**WHAT TO WORK ON**:
Extract each line holding the word "color" from the entries.

Structured figure records:
[START]

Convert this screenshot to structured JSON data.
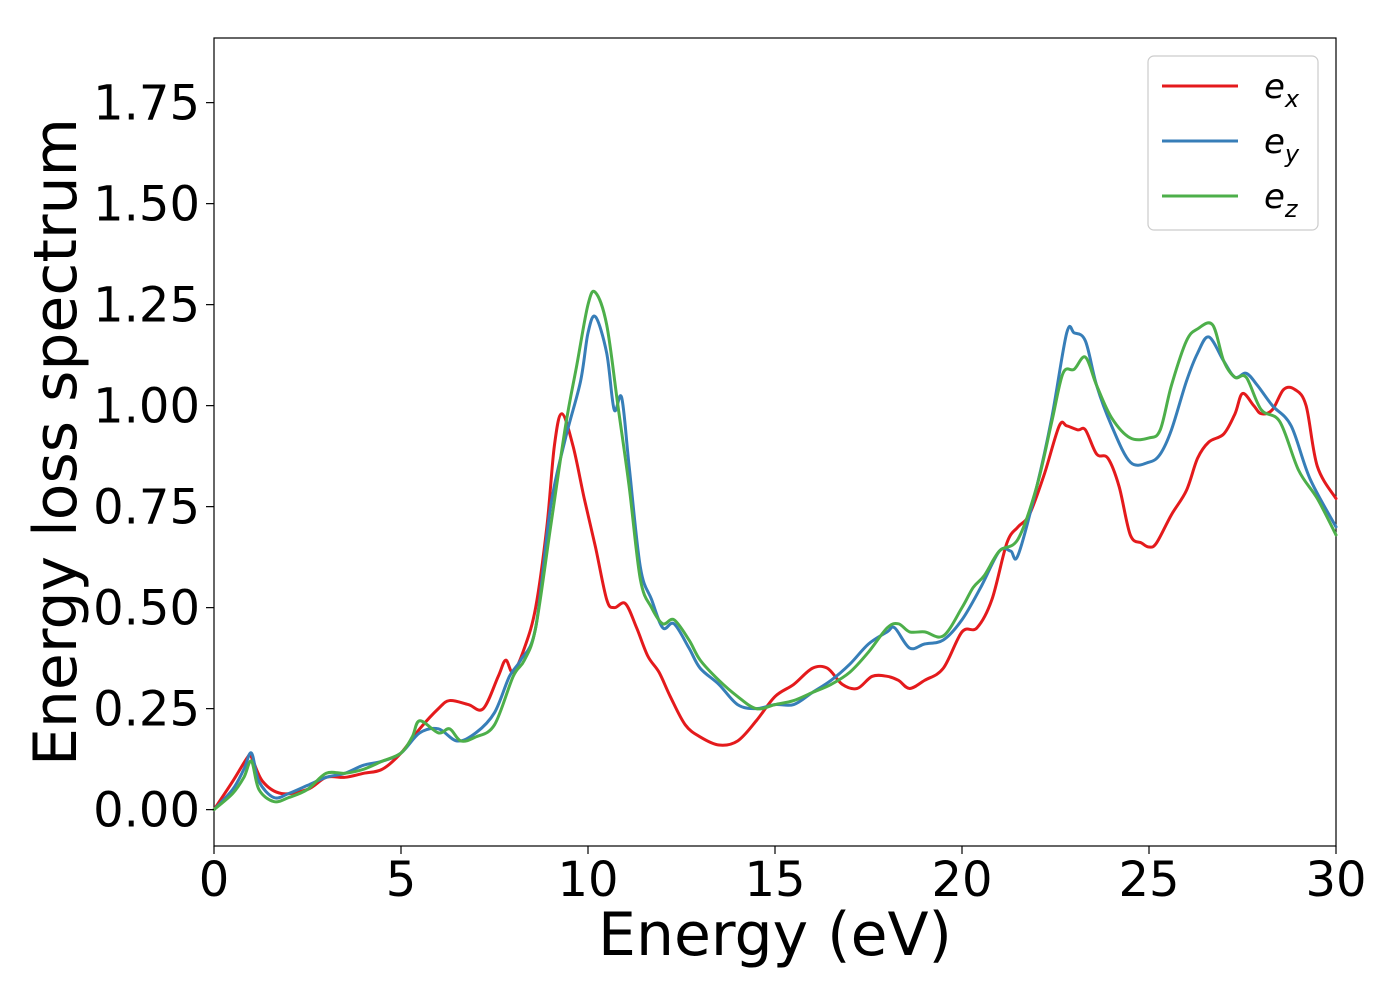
{
  "chart_data": {
    "type": "line",
    "title": "",
    "xlabel": "Energy (eV)",
    "ylabel": "Energy loss spectrum",
    "xlim": [
      0,
      30
    ],
    "ylim": [
      -0.09,
      1.91
    ],
    "xticks": [
      0,
      5,
      10,
      15,
      20,
      25,
      30
    ],
    "xtick_labels": [
      "0",
      "5",
      "10",
      "15",
      "20",
      "25",
      "30"
    ],
    "yticks": [
      0,
      0.25,
      0.5,
      0.75,
      1.0,
      1.25,
      1.5,
      1.75
    ],
    "ytick_labels": [
      "0.00",
      "0.25",
      "0.50",
      "0.75",
      "1.00",
      "1.25",
      "1.50",
      "1.75"
    ],
    "grid": false,
    "legend_position": "top-right",
    "series": [
      {
        "name": "e",
        "subscript": "x",
        "color": "#e41a1c",
        "x": [
          0,
          0.5,
          0.9,
          1.0,
          1.3,
          1.8,
          2.5,
          3.0,
          3.5,
          4.0,
          4.5,
          5.0,
          5.5,
          6.0,
          6.3,
          6.8,
          7.2,
          7.6,
          7.8,
          8.0,
          8.3,
          8.6,
          8.9,
          9.1,
          9.3,
          9.6,
          9.9,
          10.2,
          10.5,
          10.7,
          11.0,
          11.3,
          11.6,
          11.9,
          12.2,
          12.6,
          13.0,
          13.5,
          14.0,
          14.5,
          15.0,
          15.5,
          16.0,
          16.4,
          16.8,
          17.2,
          17.6,
          18.0,
          18.3,
          18.6,
          19.0,
          19.5,
          20.0,
          20.4,
          20.8,
          21.2,
          21.5,
          21.8,
          22.2,
          22.6,
          22.8,
          23.1,
          23.3,
          23.6,
          23.9,
          24.2,
          24.5,
          24.8,
          25.0,
          25.2,
          25.6,
          26.0,
          26.3,
          26.6,
          27.0,
          27.3,
          27.5,
          27.8,
          28.0,
          28.3,
          28.6,
          28.9,
          29.2,
          29.5,
          30.0
        ],
        "y": [
          0.0,
          0.07,
          0.13,
          0.13,
          0.07,
          0.04,
          0.05,
          0.08,
          0.08,
          0.09,
          0.1,
          0.14,
          0.2,
          0.25,
          0.27,
          0.26,
          0.25,
          0.33,
          0.37,
          0.34,
          0.4,
          0.5,
          0.7,
          0.9,
          0.98,
          0.9,
          0.77,
          0.65,
          0.52,
          0.5,
          0.51,
          0.45,
          0.38,
          0.34,
          0.28,
          0.21,
          0.18,
          0.16,
          0.17,
          0.22,
          0.28,
          0.31,
          0.35,
          0.35,
          0.31,
          0.3,
          0.33,
          0.33,
          0.32,
          0.3,
          0.32,
          0.35,
          0.44,
          0.45,
          0.52,
          0.66,
          0.7,
          0.73,
          0.83,
          0.95,
          0.95,
          0.94,
          0.94,
          0.88,
          0.87,
          0.8,
          0.68,
          0.66,
          0.65,
          0.66,
          0.73,
          0.79,
          0.87,
          0.91,
          0.93,
          0.98,
          1.03,
          1.0,
          0.98,
          0.99,
          1.04,
          1.04,
          1.0,
          0.85,
          0.77
        ]
      },
      {
        "name": "e",
        "subscript": "y",
        "color": "#377eb8",
        "x": [
          0,
          0.5,
          0.8,
          1.0,
          1.2,
          1.6,
          2.0,
          2.5,
          3.0,
          3.5,
          4.0,
          4.5,
          5.0,
          5.5,
          6.0,
          6.5,
          7.0,
          7.5,
          7.9,
          8.2,
          8.6,
          9.0,
          9.4,
          9.8,
          10.0,
          10.2,
          10.5,
          10.7,
          10.9,
          11.1,
          11.4,
          11.7,
          12.0,
          12.3,
          12.7,
          13.0,
          13.5,
          14.0,
          14.5,
          15.0,
          15.5,
          16.0,
          16.5,
          17.0,
          17.5,
          18.0,
          18.2,
          18.6,
          19.0,
          19.5,
          20.0,
          20.5,
          21.0,
          21.3,
          21.5,
          22.0,
          22.4,
          22.8,
          23.0,
          23.3,
          23.6,
          24.0,
          24.5,
          25.0,
          25.3,
          25.6,
          26.0,
          26.3,
          26.6,
          27.0,
          27.3,
          27.6,
          27.9,
          28.3,
          28.8,
          29.3,
          30.0
        ],
        "y": [
          0.0,
          0.05,
          0.1,
          0.14,
          0.07,
          0.03,
          0.04,
          0.06,
          0.08,
          0.09,
          0.11,
          0.12,
          0.14,
          0.19,
          0.2,
          0.17,
          0.19,
          0.24,
          0.33,
          0.37,
          0.45,
          0.75,
          0.92,
          1.06,
          1.18,
          1.22,
          1.13,
          0.99,
          1.02,
          0.85,
          0.6,
          0.52,
          0.45,
          0.46,
          0.4,
          0.35,
          0.31,
          0.26,
          0.25,
          0.26,
          0.26,
          0.29,
          0.32,
          0.36,
          0.41,
          0.44,
          0.45,
          0.4,
          0.41,
          0.42,
          0.47,
          0.55,
          0.64,
          0.64,
          0.63,
          0.8,
          0.97,
          1.18,
          1.18,
          1.16,
          1.05,
          0.95,
          0.86,
          0.86,
          0.88,
          0.94,
          1.06,
          1.13,
          1.17,
          1.11,
          1.07,
          1.08,
          1.05,
          1.0,
          0.95,
          0.82,
          0.7
        ]
      },
      {
        "name": "e",
        "subscript": "z",
        "color": "#4daf4a",
        "x": [
          0,
          0.5,
          0.8,
          1.0,
          1.2,
          1.6,
          2.0,
          2.5,
          3.0,
          3.5,
          4.0,
          4.5,
          5.0,
          5.3,
          5.5,
          6.0,
          6.3,
          6.6,
          7.0,
          7.5,
          8.0,
          8.3,
          8.6,
          9.0,
          9.4,
          9.7,
          10.0,
          10.2,
          10.5,
          10.8,
          11.1,
          11.4,
          11.7,
          12.0,
          12.3,
          12.7,
          13.0,
          13.5,
          14.0,
          14.5,
          15.0,
          15.5,
          16.0,
          16.5,
          17.0,
          17.5,
          18.0,
          18.3,
          18.6,
          19.0,
          19.5,
          20.0,
          20.3,
          20.6,
          21.0,
          21.5,
          22.0,
          22.4,
          22.7,
          23.0,
          23.3,
          23.6,
          24.0,
          24.5,
          25.0,
          25.3,
          25.6,
          26.0,
          26.3,
          26.7,
          27.0,
          27.3,
          27.6,
          28.0,
          28.5,
          29.0,
          29.5,
          30.0
        ],
        "y": [
          0.0,
          0.04,
          0.08,
          0.12,
          0.05,
          0.02,
          0.03,
          0.05,
          0.09,
          0.09,
          0.1,
          0.12,
          0.14,
          0.18,
          0.22,
          0.19,
          0.2,
          0.17,
          0.18,
          0.21,
          0.33,
          0.37,
          0.45,
          0.7,
          0.95,
          1.1,
          1.25,
          1.28,
          1.2,
          1.0,
          0.8,
          0.57,
          0.5,
          0.46,
          0.47,
          0.42,
          0.37,
          0.32,
          0.28,
          0.25,
          0.26,
          0.27,
          0.29,
          0.31,
          0.34,
          0.39,
          0.45,
          0.46,
          0.44,
          0.44,
          0.43,
          0.5,
          0.55,
          0.58,
          0.64,
          0.67,
          0.8,
          0.96,
          1.08,
          1.09,
          1.12,
          1.05,
          0.97,
          0.92,
          0.92,
          0.94,
          1.05,
          1.16,
          1.19,
          1.2,
          1.11,
          1.07,
          1.07,
          0.99,
          0.96,
          0.84,
          0.77,
          0.68
        ]
      }
    ]
  }
}
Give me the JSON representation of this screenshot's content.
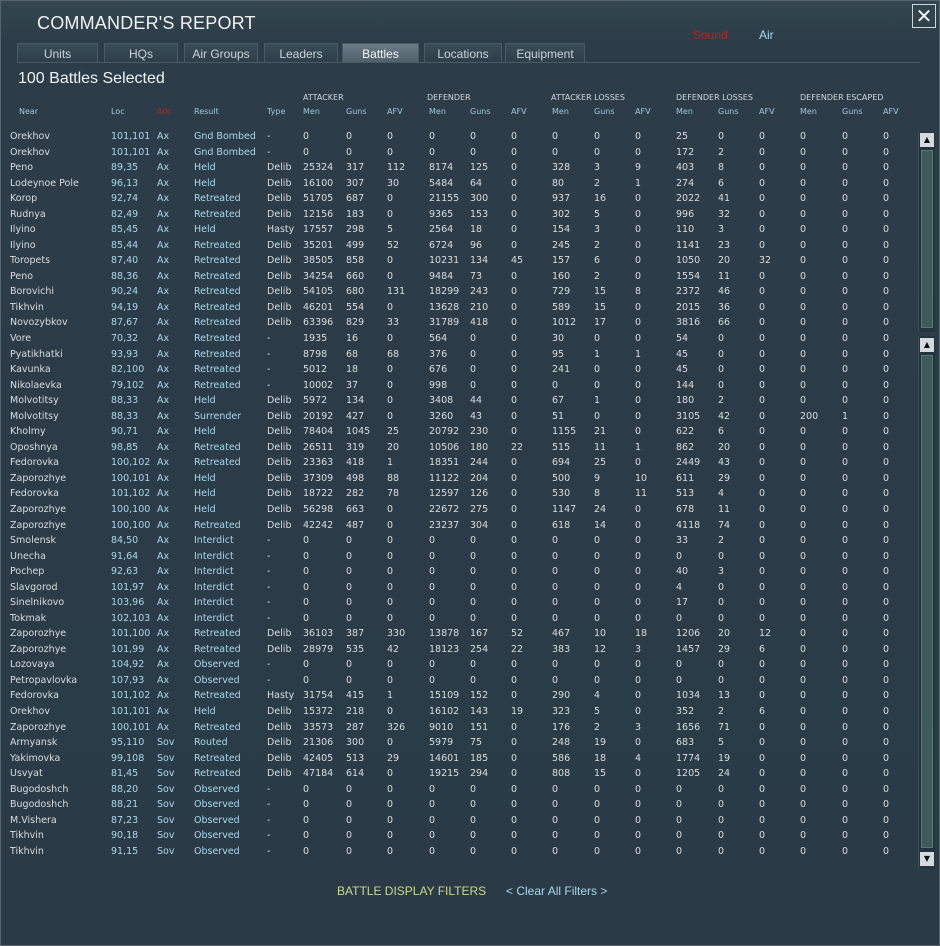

[END]

**RESPONSE BELOW**:
        "color": "#e41a1c",
        "color": "#377eb8",
        "color": "#4daf4a",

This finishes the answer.